**Task to carry out**.
Copy the data below word for word, starting with the line that contains "y-tick-label: 100 [26,6,60,27]" and ending with the last line of the data. Include both of those lines.

**Working data**.
■ ■ ■ ■

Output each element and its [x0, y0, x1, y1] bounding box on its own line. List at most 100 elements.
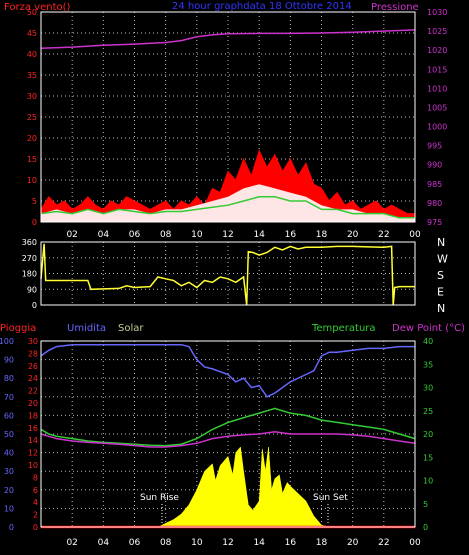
- wind-axis-label: Forza vento(): [4, 2, 71, 13]
- solar-label: Solar: [118, 323, 144, 334]
- pressure-ytick-label: 985: [427, 180, 442, 189]
- pressure-ytick-label: 995: [427, 142, 442, 151]
- compass-label: N: [437, 236, 445, 249]
- rain-ytick-label: 4: [33, 498, 38, 507]
- pressure-ytick-label: 1025: [427, 27, 447, 36]
- wind-ytick-label: 35: [27, 71, 37, 80]
- climate-xtick-label: 06: [129, 538, 141, 548]
- rain-ytick-label: 16: [28, 424, 38, 433]
- humidity-ytick-label: 60: [4, 411, 14, 420]
- pressure-line: [40, 29, 416, 50]
- wind-ytick-label: 50: [27, 8, 37, 17]
- wind-ytick-label: 0: [32, 218, 37, 227]
- humidity-line: [40, 343, 415, 398]
- pressure-yticks: 975 980 985 990 995 1000 1005 1010 1015 1020 1025 1…: [427, 8, 447, 227]
- dew-point-line: [40, 430, 416, 448]
- humidity-ytick-label: 10: [4, 504, 14, 513]
- wind-xtick-label: 22: [378, 230, 389, 240]
- climate-xtick-label: 18: [316, 538, 328, 548]
- climate-xtick-label: 04: [98, 538, 110, 548]
- wind-speed-area: [40, 149, 416, 223]
- rain-label: Pioggia: [0, 323, 36, 334]
- rain-ytick-label: 6: [33, 486, 38, 495]
- direction-yticks: 0 90 180 270 360: [22, 238, 37, 310]
- temperature-line: [40, 407, 416, 447]
- rain-ytick-label: 26: [28, 362, 38, 371]
- compass-label: S: [437, 269, 444, 282]
- pressure-ytick-label: 1020: [427, 46, 447, 55]
- direction-grid: [41, 242, 415, 305]
- temperature-ytick-label: 0: [423, 523, 428, 532]
- rain-ytick-label: 24: [28, 374, 38, 383]
- wind-xtick-label: 02: [66, 230, 77, 240]
- humidity-label: Umidita: [67, 323, 106, 334]
- wind-xtick-label: 18: [316, 230, 328, 240]
- humidity-ytick-label: 40: [4, 449, 14, 458]
- humidity-ytick-label: 70: [4, 393, 14, 402]
- pressure-ytick-label: 990: [427, 161, 442, 170]
- wind-ytick-label: 30: [27, 92, 37, 101]
- wind-ytick-label: 45: [27, 29, 37, 38]
- compass-label: E: [437, 286, 444, 299]
- wind-average-line: [40, 196, 415, 219]
- temperature-ytick-label: 20: [423, 430, 433, 439]
- wind-ytick-label: 40: [27, 50, 37, 59]
- wind-yticks: 0 5 10 15 20 25 30 35 40 45 50: [27, 8, 37, 227]
- humidity-ytick-label: 30: [4, 467, 14, 476]
- temperature-ytick-label: 40: [423, 337, 433, 346]
- direction-ytick-label: 90: [27, 285, 37, 294]
- rain-ytick-label: 8: [33, 473, 38, 482]
- temperature-ytick-label: 5: [423, 500, 428, 509]
- sunrise-annotation: Sun Rise: [140, 493, 179, 503]
- humidity-ytick-label: 0: [9, 523, 14, 532]
- humidity-ytick-label: 80: [4, 374, 14, 383]
- direction-ytick-label: 360: [22, 238, 37, 247]
- wind-xtick-label: 12: [222, 230, 233, 240]
- wind-xtick-label: 00: [409, 230, 421, 240]
- direction-marks: [40, 243, 415, 306]
- temperature-ytick-label: 25: [423, 407, 433, 416]
- climate-frame: [40, 340, 416, 528]
- wind-xtick-label: 20: [347, 230, 359, 240]
- wind-ytick-label: 20: [27, 134, 37, 143]
- rain-ytick-label: 30: [28, 337, 38, 346]
- wind-xtick-label: 06: [129, 230, 141, 240]
- climate-xtick-label: 08: [160, 538, 172, 548]
- climate-xtick-label: 00: [409, 538, 421, 548]
- humidity-ytick-label: 100: [0, 337, 14, 346]
- chart-title: 24 hour graphdata 18 Ottobre 2014: [172, 1, 352, 12]
- direction-ytick-label: 0: [32, 301, 37, 310]
- wind-pressure-frame: [40, 11, 416, 223]
- compass-label: N: [437, 302, 445, 315]
- climate-xtick-label: 16: [285, 538, 297, 548]
- wind-xticks: 02 04 06 08 10 12 14 16 18 20 22 00: [66, 230, 421, 240]
- pressure-ytick-label: 1030: [427, 8, 447, 17]
- direction-frame: [40, 241, 416, 306]
- rain-ytick-label: 20: [28, 399, 38, 408]
- wind-xtick-label: 08: [160, 230, 172, 240]
- pressure-ytick-label: 975: [427, 218, 442, 227]
- rain-ytick-label: 28: [28, 349, 38, 358]
- wind-xtick-label: 04: [98, 230, 110, 240]
- humidity-ytick-label: 20: [4, 486, 14, 495]
- wind-pressure-grid: [41, 12, 415, 222]
- climate-xtick-label: 02: [66, 538, 77, 548]
- pressure-ytick-label: 1015: [427, 65, 447, 74]
- temperature-ytick-label: 15: [423, 453, 433, 462]
- rain-ytick-label: 14: [28, 436, 38, 445]
- climate-xtick-label: 22: [378, 538, 389, 548]
- wind-ytick-label: 15: [27, 155, 37, 164]
- climate-xtick-label: 10: [191, 538, 203, 548]
- climate-xtick-label: 20: [347, 538, 359, 548]
- humidity-ytick-label: 50: [4, 430, 14, 439]
- wind-ytick-label: 10: [27, 176, 37, 185]
- humidity-ytick-label: 90: [4, 356, 14, 365]
- humidity-yticks: 0 10 20 30 40 50 60 70 80 90 100: [0, 337, 14, 532]
- rain-ytick-label: 0: [33, 523, 38, 532]
- wind-ytick-label: 25: [27, 113, 37, 122]
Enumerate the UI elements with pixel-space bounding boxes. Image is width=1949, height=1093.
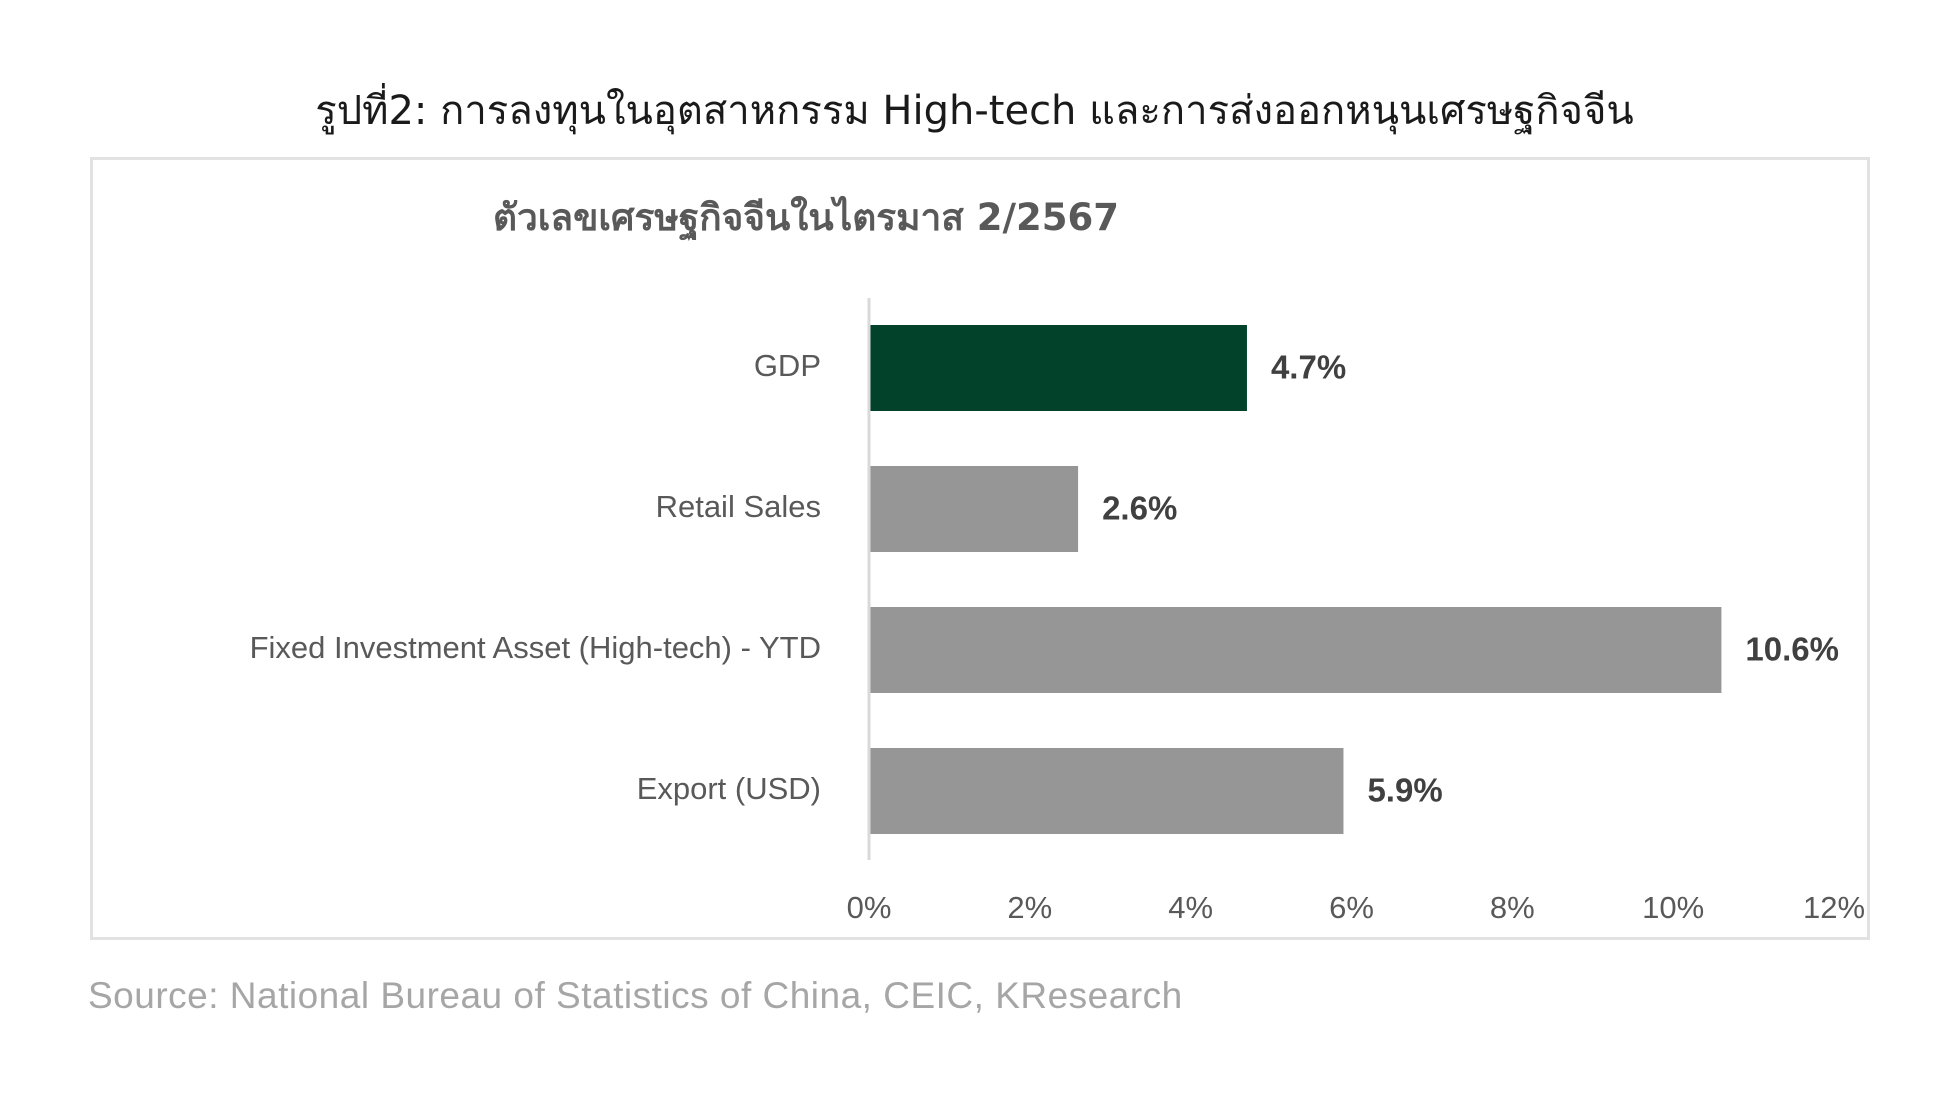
value-label-0: 4.7% xyxy=(1271,349,1346,386)
value-label-2: 10.6% xyxy=(1745,631,1839,668)
category-labels: GDP Retail Sales Fixed Investment Asset (H… xyxy=(250,348,821,806)
bar-3 xyxy=(870,748,1344,834)
figure-caption: รูปที่2: การลงทุนในอุตสาหกรรม High-tech … xyxy=(315,88,1634,134)
bar-1 xyxy=(870,466,1079,552)
x-tick-label-6: 12% xyxy=(1803,890,1865,925)
bar-0 xyxy=(870,325,1247,411)
bars-layer xyxy=(870,325,1722,834)
bar-chart: ตัวเลขเศรษฐกิจจีนในไตรมาส 2/2567 GDP Reta… xyxy=(250,195,1865,925)
value-labels: 4.7% 2.6% 10.6% 5.9% xyxy=(1102,349,1839,809)
x-tick-label-2: 4% xyxy=(1168,890,1213,925)
value-label-3: 5.9% xyxy=(1367,772,1442,809)
x-tick-label-3: 6% xyxy=(1329,890,1374,925)
chart-frame: ตัวเลขเศรษฐกิจจีนในไตรมาส 2/2567 GDP Reta… xyxy=(90,157,1870,940)
bar-2 xyxy=(870,607,1722,693)
x-axis-ticks: 0% 2% 4% 6% 8% 10% 12% xyxy=(847,890,1865,925)
category-label-3: Export (USD) xyxy=(637,771,821,806)
x-tick-label-0: 0% xyxy=(847,890,892,925)
x-tick-label-1: 2% xyxy=(1007,890,1052,925)
value-label-1: 2.6% xyxy=(1102,490,1177,527)
category-label-0: GDP xyxy=(754,348,821,383)
x-tick-label-5: 10% xyxy=(1642,890,1704,925)
x-tick-label-4: 8% xyxy=(1490,890,1535,925)
source-note: Source: National Bureau of Statistics of… xyxy=(88,975,1183,1016)
chart-title: ตัวเลขเศรษฐกิจจีนในไตรมาส 2/2567 xyxy=(493,195,1119,241)
category-label-1: Retail Sales xyxy=(656,489,821,524)
category-label-2: Fixed Investment Asset (High-tech) - YTD xyxy=(250,630,821,665)
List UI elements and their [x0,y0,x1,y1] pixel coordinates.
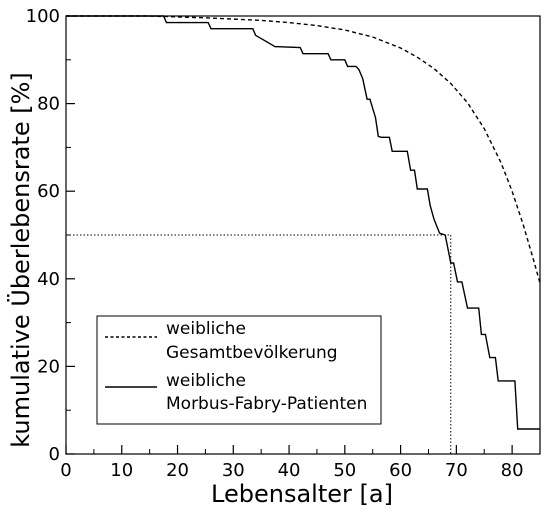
y-tick-label: 100 [26,6,60,27]
legend-box [96,315,382,425]
x-tick-label: 60 [389,460,412,481]
legend-label-series-2-line-1: weibliche [166,371,246,391]
legend: weibliche Gesamtbevölkerung weibliche Mo… [96,315,382,425]
series-line-fabry-patienten [66,15,540,430]
y-tick-label: 40 [37,269,60,290]
y-tick-label: 60 [37,181,60,202]
x-tick-label: 20 [166,460,189,481]
y-axis-title: kumulative Überlebensrate [%] [6,72,35,448]
y-tick-label: 20 [37,356,60,377]
x-tick-label: 10 [110,460,133,481]
y-tick-label: 80 [37,94,60,115]
series-layer [66,15,541,454]
legend-label-series-1-line-2: Gesamtbevölkerung [166,343,338,363]
ticks: 0 10 20 30 40 50 60 70 80 0 20 40 60 80 100 [26,6,524,481]
x-tick-label: 0 [60,460,71,481]
x-tick-label: 50 [333,460,356,481]
legend-label-series-2-line-2: Morbus-Fabry-Patienten [166,394,367,414]
x-axis-title: Lebensalter [a] [211,480,393,508]
y-tick-label: 0 [49,444,60,465]
legend-label-series-1-line-1: weibliche [166,319,246,339]
x-tick-label: 40 [278,460,301,481]
x-tick-label: 80 [501,460,524,481]
x-tick-label: 30 [222,460,245,481]
x-tick-label: 70 [445,460,468,481]
series-line-gesamtbevoelkerung [66,15,541,284]
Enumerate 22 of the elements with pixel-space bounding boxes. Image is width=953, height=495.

■ ■ ■ ■

**Reply**.
y-tick-label: 100 [26,6,60,27]
legend-box [96,315,382,425]
x-tick-label: 60 [389,460,412,481]
legend-label-series-2-line-1: weibliche [166,371,246,391]
legend: weibliche Gesamtbevölkerung weibliche Mo… [96,315,382,425]
series-line-fabry-patienten [66,15,540,430]
y-tick-label: 40 [37,269,60,290]
y-tick-label: 60 [37,181,60,202]
x-tick-label: 20 [166,460,189,481]
y-axis-title: kumulative Überlebensrate [%] [6,72,35,448]
y-tick-label: 20 [37,356,60,377]
x-tick-label: 10 [110,460,133,481]
y-tick-label: 80 [37,94,60,115]
series-layer [66,15,541,454]
legend-label-series-1-line-2: Gesamtbevölkerung [166,343,338,363]
ticks: 0 10 20 30 40 50 60 70 80 0 20 40 60 80 100 [26,6,524,481]
x-tick-label: 0 [60,460,71,481]
x-tick-label: 50 [333,460,356,481]
legend-label-series-2-line-2: Morbus-Fabry-Patienten [166,394,367,414]
x-axis-title: Lebensalter [a] [211,480,393,508]
y-tick-label: 0 [49,444,60,465]
legend-label-series-1-line-1: weibliche [166,319,246,339]
x-tick-label: 40 [278,460,301,481]
x-tick-label: 80 [501,460,524,481]
x-tick-label: 30 [222,460,245,481]
x-tick-label: 70 [445,460,468,481]
series-line-gesamtbevoelkerung [66,15,541,284]
Enumerate 22 of the elements with pixel-space bounding boxes. Image is width=953, height=495.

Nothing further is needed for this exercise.